GIVEN TASK>
Copy the records below exactly as they appear.

--- START OF EXERCISE MATERIALS ---

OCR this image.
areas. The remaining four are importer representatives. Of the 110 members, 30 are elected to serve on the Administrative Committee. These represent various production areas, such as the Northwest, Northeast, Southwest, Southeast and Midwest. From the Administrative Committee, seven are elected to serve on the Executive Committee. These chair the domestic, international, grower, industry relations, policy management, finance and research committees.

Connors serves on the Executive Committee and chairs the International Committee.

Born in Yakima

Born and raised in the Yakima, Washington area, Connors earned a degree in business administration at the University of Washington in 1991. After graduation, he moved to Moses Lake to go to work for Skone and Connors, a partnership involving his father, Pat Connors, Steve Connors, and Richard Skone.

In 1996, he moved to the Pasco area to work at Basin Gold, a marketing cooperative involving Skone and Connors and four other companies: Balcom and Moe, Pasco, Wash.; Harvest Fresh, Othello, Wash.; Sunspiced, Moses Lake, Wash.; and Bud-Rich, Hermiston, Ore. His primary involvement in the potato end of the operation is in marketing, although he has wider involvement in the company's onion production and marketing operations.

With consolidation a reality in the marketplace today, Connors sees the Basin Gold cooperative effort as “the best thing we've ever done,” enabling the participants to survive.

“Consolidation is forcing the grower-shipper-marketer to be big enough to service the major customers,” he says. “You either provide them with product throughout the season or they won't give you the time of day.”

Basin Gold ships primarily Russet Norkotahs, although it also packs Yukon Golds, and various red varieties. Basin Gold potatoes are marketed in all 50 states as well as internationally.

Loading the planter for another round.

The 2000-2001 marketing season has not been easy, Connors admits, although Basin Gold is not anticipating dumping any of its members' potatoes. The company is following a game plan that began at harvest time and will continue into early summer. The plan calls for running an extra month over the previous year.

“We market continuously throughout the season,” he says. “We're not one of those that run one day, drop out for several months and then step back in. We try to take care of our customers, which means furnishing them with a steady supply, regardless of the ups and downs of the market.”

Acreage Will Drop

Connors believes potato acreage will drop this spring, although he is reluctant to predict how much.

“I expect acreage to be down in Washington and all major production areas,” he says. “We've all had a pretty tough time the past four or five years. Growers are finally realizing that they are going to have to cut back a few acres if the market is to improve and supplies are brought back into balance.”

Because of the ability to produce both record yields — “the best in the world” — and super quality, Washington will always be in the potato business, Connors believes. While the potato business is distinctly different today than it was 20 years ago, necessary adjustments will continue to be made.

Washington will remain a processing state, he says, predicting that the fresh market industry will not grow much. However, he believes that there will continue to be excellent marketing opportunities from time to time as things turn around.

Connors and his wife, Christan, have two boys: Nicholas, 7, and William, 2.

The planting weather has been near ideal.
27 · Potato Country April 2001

--- END OF EXERCISE MATERIALS ---

REPLY>
OCR this image.
areas. The remaining four are importer representatives. Of the 110 members, 30 are elected to serve on the Administrative Committee. These represent various production areas, such as the Northwest, Northeast, Southwest, Southeast and Midwest. From the Administrative Committee, seven are elected to serve on the Executive Committee. These chair the domestic, international, grower, industry relations, policy management, finance and research committees.

Connors serves on the Executive Committee and chairs the International Committee.

Born in Yakima

Born and raised in the Yakima, Washington area, Connors earned a degree in business administration at the University of Washington in 1991. After graduation, he moved to Moses Lake to go to work for Skone and Connors, a partnership involving his father, Pat Connors, Steve Connors, and Richard Skone.

In 1996, he moved to the Pasco area to work at Basin Gold, a marketing cooperative involving Skone and Connors and four other companies: Balcom and Moe, Pasco, Wash.; Harvest Fresh, Othello, Wash.; Sunspiced, Moses Lake, Wash.; and Bud-Rich, Hermiston, Ore. His primary involvement in the potato end of the operation is in marketing, although he has wider involvement in the company's onion production and marketing operations.

With consolidation a reality in the marketplace today, Connors sees the Basin Gold cooperative effort as “the best thing we've ever done,” enabling the participants to survive.

“Consolidation is forcing the grower-shipper-marketer to be big enough to service the major customers,” he says. “You either provide them with product throughout the season or they won't give you the time of day.”

Basin Gold ships primarily Russet Norkotahs, although it also packs Yukon Golds, and various red varieties. Basin Gold potatoes are marketed in all 50 states as well as internationally.

Loading the planter for another round.

The 2000-2001 marketing season has not been easy, Connors admits, although Basin Gold is not anticipating dumping any of its members' potatoes. The company is following a game plan that began at harvest time and will continue into early summer. The plan calls for running an extra month over the previous year.

“We market continuously throughout the season,” he says. “We're not one of those that run one day, drop out for several months and then step back in. We try to take care of our customers, which means furnishing them with a steady supply, regardless of the ups and downs of the market.”

Acreage Will Drop

Connors believes potato acreage will drop this spring, although he is reluctant to predict how much.

“I expect acreage to be down in Washington and all major production areas,” he says. “We've all had a pretty tough time the past four or five years. Growers are finally realizing that they are going to have to cut back a few acres if the market is to improve and supplies are brought back into balance.”

Because of the ability to produce both record yields — “the best in the world” — and super quality, Washington will always be in the potato business, Connors believes. While the potato business is distinctly different today than it was 20 years ago, necessary adjustments will continue to be made.

Washington will remain a processing state, he says, predicting that the fresh market industry will not grow much. However, he believes that there will continue to be excellent marketing opportunities from time to time as things turn around.

Connors and his wife, Christan, have two boys: Nicholas, 7, and William, 2.

The planting weather has been near ideal.
27 · Potato Country April 2001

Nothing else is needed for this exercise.